Your objective: Give every entry again, unchanged, and leave its images out.

Input:
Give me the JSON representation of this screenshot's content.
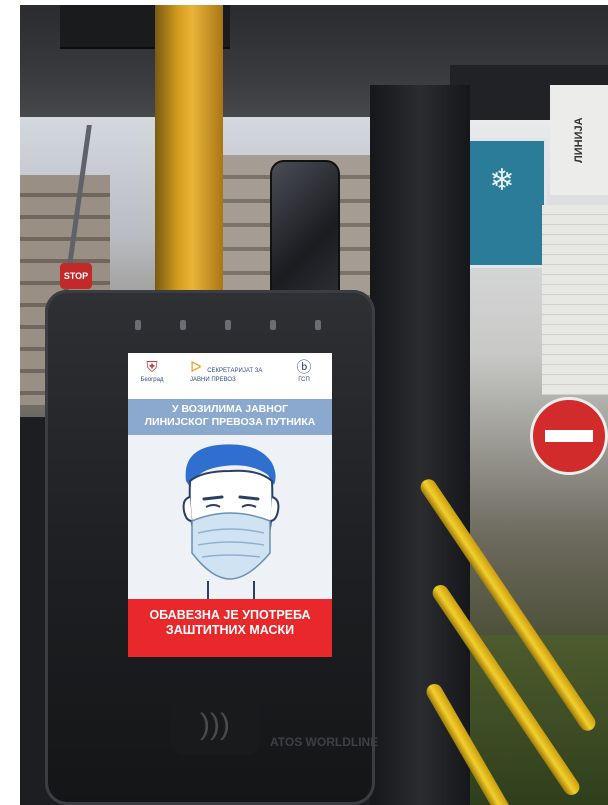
{
  "scene": {
    "stop_sign_text": "STOP",
    "window_paper_text": "ЛИНИЈА"
  },
  "validator_screen": {
    "logo_left": "Београд",
    "logo_center": "СЕКРЕТАРИЈАТ ЗА ЈАВНИ ПРЕВОЗ",
    "logo_right": "ГСП",
    "headline_line1": "У ВОЗИЛИМА ЈАВНОГ",
    "headline_line2": "ЛИНИЈСКОГ ПРЕВОЗА ПУТНИКА",
    "warning_line1": "ОБАВЕЗНА ЈЕ УПОТРЕБА",
    "warning_line2": "ЗАШТИТНИХ МАСКИ",
    "colors": {
      "headline_band": "#8ba9cf",
      "warning_band": "#e8282b",
      "mask": "#cfe3f3",
      "hair": "#2f6fd0"
    }
  },
  "validator_device": {
    "brand": "ATOS WORLDLINE",
    "contactless_icon": "contactless-icon"
  }
}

Right answer:
Give me the JSON representation of this screenshot's content.
{
  "scene": {
    "stop_sign_text": "STOP",
    "window_paper_text": "ЛИНИЈА"
  },
  "validator_screen": {
    "logo_left": "Београд",
    "logo_center": "СЕКРЕТАРИЈАТ ЗА ЈАВНИ ПРЕВОЗ",
    "logo_right": "ГСП",
    "headline_line1": "У ВОЗИЛИМА ЈАВНОГ",
    "headline_line2": "ЛИНИЈСКОГ ПРЕВОЗА ПУТНИКА",
    "warning_line1": "ОБАВЕЗНА ЈЕ УПОТРЕБА",
    "warning_line2": "ЗАШТИТНИХ МАСКИ",
    "colors": {
      "headline_band": "#8ba9cf",
      "warning_band": "#e8282b",
      "mask": "#cfe3f3",
      "hair": "#2f6fd0"
    }
  },
  "validator_device": {
    "brand": "ATOS WORLDLINE",
    "contactless_icon": "contactless-icon"
  }
}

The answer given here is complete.